Records contained in a dataset

◆ ◆ ◆ ◆

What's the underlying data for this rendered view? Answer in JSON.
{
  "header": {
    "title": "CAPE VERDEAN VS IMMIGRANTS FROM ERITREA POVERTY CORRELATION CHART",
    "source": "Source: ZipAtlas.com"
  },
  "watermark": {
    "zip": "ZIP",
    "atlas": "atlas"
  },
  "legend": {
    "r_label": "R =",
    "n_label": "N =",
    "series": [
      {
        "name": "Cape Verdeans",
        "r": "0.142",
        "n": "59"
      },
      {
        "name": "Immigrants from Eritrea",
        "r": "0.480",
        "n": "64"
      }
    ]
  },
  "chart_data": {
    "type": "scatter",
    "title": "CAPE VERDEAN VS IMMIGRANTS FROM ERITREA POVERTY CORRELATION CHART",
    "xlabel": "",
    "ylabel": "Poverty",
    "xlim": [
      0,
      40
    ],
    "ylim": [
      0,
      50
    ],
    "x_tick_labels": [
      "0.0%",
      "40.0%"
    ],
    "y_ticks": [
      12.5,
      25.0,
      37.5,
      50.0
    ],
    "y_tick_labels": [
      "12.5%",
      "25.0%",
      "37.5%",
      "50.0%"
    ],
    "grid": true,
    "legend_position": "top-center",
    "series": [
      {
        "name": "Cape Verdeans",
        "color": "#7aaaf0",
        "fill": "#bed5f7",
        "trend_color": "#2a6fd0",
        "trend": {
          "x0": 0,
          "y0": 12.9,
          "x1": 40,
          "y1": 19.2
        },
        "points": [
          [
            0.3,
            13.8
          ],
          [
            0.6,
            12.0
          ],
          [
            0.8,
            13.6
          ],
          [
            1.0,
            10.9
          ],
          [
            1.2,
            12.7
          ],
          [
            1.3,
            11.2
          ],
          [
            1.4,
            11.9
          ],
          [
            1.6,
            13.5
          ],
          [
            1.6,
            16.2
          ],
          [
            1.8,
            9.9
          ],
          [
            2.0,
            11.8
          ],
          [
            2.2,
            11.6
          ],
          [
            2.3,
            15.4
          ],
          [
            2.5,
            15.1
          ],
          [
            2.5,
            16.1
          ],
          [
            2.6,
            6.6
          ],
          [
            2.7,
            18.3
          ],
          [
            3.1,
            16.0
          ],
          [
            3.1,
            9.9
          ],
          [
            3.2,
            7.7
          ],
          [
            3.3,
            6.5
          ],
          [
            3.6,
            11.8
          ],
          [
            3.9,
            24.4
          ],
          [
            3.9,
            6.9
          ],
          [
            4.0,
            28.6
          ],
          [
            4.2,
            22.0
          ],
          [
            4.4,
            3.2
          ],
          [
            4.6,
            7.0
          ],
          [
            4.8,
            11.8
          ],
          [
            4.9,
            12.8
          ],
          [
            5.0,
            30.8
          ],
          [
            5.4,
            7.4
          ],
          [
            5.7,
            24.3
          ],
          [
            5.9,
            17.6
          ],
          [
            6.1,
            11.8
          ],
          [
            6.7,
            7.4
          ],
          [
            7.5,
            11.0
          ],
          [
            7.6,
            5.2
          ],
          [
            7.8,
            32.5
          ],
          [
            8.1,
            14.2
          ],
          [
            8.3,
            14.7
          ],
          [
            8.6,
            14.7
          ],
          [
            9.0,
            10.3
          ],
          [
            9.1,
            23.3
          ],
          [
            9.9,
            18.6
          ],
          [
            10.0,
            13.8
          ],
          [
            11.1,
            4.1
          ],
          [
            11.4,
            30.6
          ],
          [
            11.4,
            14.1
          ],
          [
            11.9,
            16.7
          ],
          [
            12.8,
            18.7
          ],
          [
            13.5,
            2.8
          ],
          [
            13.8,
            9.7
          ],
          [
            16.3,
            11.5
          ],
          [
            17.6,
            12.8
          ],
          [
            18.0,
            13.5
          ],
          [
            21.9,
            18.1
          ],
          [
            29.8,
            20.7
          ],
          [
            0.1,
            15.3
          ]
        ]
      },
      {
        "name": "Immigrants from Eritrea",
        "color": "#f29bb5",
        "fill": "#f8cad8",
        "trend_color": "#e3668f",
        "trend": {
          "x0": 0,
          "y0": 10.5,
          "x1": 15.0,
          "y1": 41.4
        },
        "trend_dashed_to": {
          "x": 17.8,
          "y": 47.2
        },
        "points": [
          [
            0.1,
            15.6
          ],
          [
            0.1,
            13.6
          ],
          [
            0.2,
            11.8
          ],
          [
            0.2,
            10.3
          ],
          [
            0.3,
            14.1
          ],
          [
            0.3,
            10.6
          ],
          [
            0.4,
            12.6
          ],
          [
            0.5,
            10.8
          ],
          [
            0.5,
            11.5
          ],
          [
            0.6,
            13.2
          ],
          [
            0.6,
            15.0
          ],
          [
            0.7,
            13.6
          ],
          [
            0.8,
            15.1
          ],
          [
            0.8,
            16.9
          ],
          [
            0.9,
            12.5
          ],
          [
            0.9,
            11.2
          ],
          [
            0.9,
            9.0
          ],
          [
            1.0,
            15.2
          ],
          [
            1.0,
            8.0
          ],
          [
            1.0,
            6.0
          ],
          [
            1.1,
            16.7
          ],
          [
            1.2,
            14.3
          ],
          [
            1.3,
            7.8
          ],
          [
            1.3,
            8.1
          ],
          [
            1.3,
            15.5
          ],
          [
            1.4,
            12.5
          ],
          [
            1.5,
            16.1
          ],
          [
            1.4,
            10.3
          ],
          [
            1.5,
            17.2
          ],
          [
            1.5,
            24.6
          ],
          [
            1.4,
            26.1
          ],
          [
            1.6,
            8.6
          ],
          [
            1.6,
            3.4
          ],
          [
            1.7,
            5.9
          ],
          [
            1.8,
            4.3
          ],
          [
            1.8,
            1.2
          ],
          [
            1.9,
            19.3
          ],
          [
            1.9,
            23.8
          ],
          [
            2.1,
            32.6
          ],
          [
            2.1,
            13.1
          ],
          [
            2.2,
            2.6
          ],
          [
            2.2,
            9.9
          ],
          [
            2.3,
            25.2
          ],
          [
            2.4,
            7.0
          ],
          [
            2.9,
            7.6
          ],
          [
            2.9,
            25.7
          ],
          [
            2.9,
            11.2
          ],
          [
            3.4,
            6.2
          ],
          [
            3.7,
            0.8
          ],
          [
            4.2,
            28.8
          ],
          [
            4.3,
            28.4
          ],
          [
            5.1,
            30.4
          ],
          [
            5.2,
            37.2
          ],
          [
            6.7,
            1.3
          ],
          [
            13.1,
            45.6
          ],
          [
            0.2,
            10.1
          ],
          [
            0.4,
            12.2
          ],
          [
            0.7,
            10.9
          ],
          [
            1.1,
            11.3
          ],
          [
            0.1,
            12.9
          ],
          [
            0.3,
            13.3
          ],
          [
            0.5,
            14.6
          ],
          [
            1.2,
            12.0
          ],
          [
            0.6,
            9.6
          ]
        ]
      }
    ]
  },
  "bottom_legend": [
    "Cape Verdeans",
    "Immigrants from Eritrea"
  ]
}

◆ ◆ ◆ ◆

### Written request
The records above need to be transcribed in full. Keep every character unchanged.

### Answer for this exercise
What's the underlying data for this rendered view? Answer in JSON.
{
  "header": {
    "title": "CAPE VERDEAN VS IMMIGRANTS FROM ERITREA POVERTY CORRELATION CHART",
    "source": "Source: ZipAtlas.com"
  },
  "watermark": {
    "zip": "ZIP",
    "atlas": "atlas"
  },
  "legend": {
    "r_label": "R =",
    "n_label": "N =",
    "series": [
      {
        "name": "Cape Verdeans",
        "r": "0.142",
        "n": "59"
      },
      {
        "name": "Immigrants from Eritrea",
        "r": "0.480",
        "n": "64"
      }
    ]
  },
  "chart_data": {
    "type": "scatter",
    "title": "CAPE VERDEAN VS IMMIGRANTS FROM ERITREA POVERTY CORRELATION CHART",
    "xlabel": "",
    "ylabel": "Poverty",
    "xlim": [
      0,
      40
    ],
    "ylim": [
      0,
      50
    ],
    "x_tick_labels": [
      "0.0%",
      "40.0%"
    ],
    "y_ticks": [
      12.5,
      25.0,
      37.5,
      50.0
    ],
    "y_tick_labels": [
      "12.5%",
      "25.0%",
      "37.5%",
      "50.0%"
    ],
    "grid": true,
    "legend_position": "top-center",
    "series": [
      {
        "name": "Cape Verdeans",
        "color": "#7aaaf0",
        "fill": "#bed5f7",
        "trend_color": "#2a6fd0",
        "trend": {
          "x0": 0,
          "y0": 12.9,
          "x1": 40,
          "y1": 19.2
        },
        "points": [
          [
            0.3,
            13.8
          ],
          [
            0.6,
            12.0
          ],
          [
            0.8,
            13.6
          ],
          [
            1.0,
            10.9
          ],
          [
            1.2,
            12.7
          ],
          [
            1.3,
            11.2
          ],
          [
            1.4,
            11.9
          ],
          [
            1.6,
            13.5
          ],
          [
            1.6,
            16.2
          ],
          [
            1.8,
            9.9
          ],
          [
            2.0,
            11.8
          ],
          [
            2.2,
            11.6
          ],
          [
            2.3,
            15.4
          ],
          [
            2.5,
            15.1
          ],
          [
            2.5,
            16.1
          ],
          [
            2.6,
            6.6
          ],
          [
            2.7,
            18.3
          ],
          [
            3.1,
            16.0
          ],
          [
            3.1,
            9.9
          ],
          [
            3.2,
            7.7
          ],
          [
            3.3,
            6.5
          ],
          [
            3.6,
            11.8
          ],
          [
            3.9,
            24.4
          ],
          [
            3.9,
            6.9
          ],
          [
            4.0,
            28.6
          ],
          [
            4.2,
            22.0
          ],
          [
            4.4,
            3.2
          ],
          [
            4.6,
            7.0
          ],
          [
            4.8,
            11.8
          ],
          [
            4.9,
            12.8
          ],
          [
            5.0,
            30.8
          ],
          [
            5.4,
            7.4
          ],
          [
            5.7,
            24.3
          ],
          [
            5.9,
            17.6
          ],
          [
            6.1,
            11.8
          ],
          [
            6.7,
            7.4
          ],
          [
            7.5,
            11.0
          ],
          [
            7.6,
            5.2
          ],
          [
            7.8,
            32.5
          ],
          [
            8.1,
            14.2
          ],
          [
            8.3,
            14.7
          ],
          [
            8.6,
            14.7
          ],
          [
            9.0,
            10.3
          ],
          [
            9.1,
            23.3
          ],
          [
            9.9,
            18.6
          ],
          [
            10.0,
            13.8
          ],
          [
            11.1,
            4.1
          ],
          [
            11.4,
            30.6
          ],
          [
            11.4,
            14.1
          ],
          [
            11.9,
            16.7
          ],
          [
            12.8,
            18.7
          ],
          [
            13.5,
            2.8
          ],
          [
            13.8,
            9.7
          ],
          [
            16.3,
            11.5
          ],
          [
            17.6,
            12.8
          ],
          [
            18.0,
            13.5
          ],
          [
            21.9,
            18.1
          ],
          [
            29.8,
            20.7
          ],
          [
            0.1,
            15.3
          ]
        ]
      },
      {
        "name": "Immigrants from Eritrea",
        "color": "#f29bb5",
        "fill": "#f8cad8",
        "trend_color": "#e3668f",
        "trend": {
          "x0": 0,
          "y0": 10.5,
          "x1": 15.0,
          "y1": 41.4
        },
        "trend_dashed_to": {
          "x": 17.8,
          "y": 47.2
        },
        "points": [
          [
            0.1,
            15.6
          ],
          [
            0.1,
            13.6
          ],
          [
            0.2,
            11.8
          ],
          [
            0.2,
            10.3
          ],
          [
            0.3,
            14.1
          ],
          [
            0.3,
            10.6
          ],
          [
            0.4,
            12.6
          ],
          [
            0.5,
            10.8
          ],
          [
            0.5,
            11.5
          ],
          [
            0.6,
            13.2
          ],
          [
            0.6,
            15.0
          ],
          [
            0.7,
            13.6
          ],
          [
            0.8,
            15.1
          ],
          [
            0.8,
            16.9
          ],
          [
            0.9,
            12.5
          ],
          [
            0.9,
            11.2
          ],
          [
            0.9,
            9.0
          ],
          [
            1.0,
            15.2
          ],
          [
            1.0,
            8.0
          ],
          [
            1.0,
            6.0
          ],
          [
            1.1,
            16.7
          ],
          [
            1.2,
            14.3
          ],
          [
            1.3,
            7.8
          ],
          [
            1.3,
            8.1
          ],
          [
            1.3,
            15.5
          ],
          [
            1.4,
            12.5
          ],
          [
            1.5,
            16.1
          ],
          [
            1.4,
            10.3
          ],
          [
            1.5,
            17.2
          ],
          [
            1.5,
            24.6
          ],
          [
            1.4,
            26.1
          ],
          [
            1.6,
            8.6
          ],
          [
            1.6,
            3.4
          ],
          [
            1.7,
            5.9
          ],
          [
            1.8,
            4.3
          ],
          [
            1.8,
            1.2
          ],
          [
            1.9,
            19.3
          ],
          [
            1.9,
            23.8
          ],
          [
            2.1,
            32.6
          ],
          [
            2.1,
            13.1
          ],
          [
            2.2,
            2.6
          ],
          [
            2.2,
            9.9
          ],
          [
            2.3,
            25.2
          ],
          [
            2.4,
            7.0
          ],
          [
            2.9,
            7.6
          ],
          [
            2.9,
            25.7
          ],
          [
            2.9,
            11.2
          ],
          [
            3.4,
            6.2
          ],
          [
            3.7,
            0.8
          ],
          [
            4.2,
            28.8
          ],
          [
            4.3,
            28.4
          ],
          [
            5.1,
            30.4
          ],
          [
            5.2,
            37.2
          ],
          [
            6.7,
            1.3
          ],
          [
            13.1,
            45.6
          ],
          [
            0.2,
            10.1
          ],
          [
            0.4,
            12.2
          ],
          [
            0.7,
            10.9
          ],
          [
            1.1,
            11.3
          ],
          [
            0.1,
            12.9
          ],
          [
            0.3,
            13.3
          ],
          [
            0.5,
            14.6
          ],
          [
            1.2,
            12.0
          ],
          [
            0.6,
            9.6
          ]
        ]
      }
    ]
  },
  "bottom_legend": [
    "Cape Verdeans",
    "Immigrants from Eritrea"
  ]
}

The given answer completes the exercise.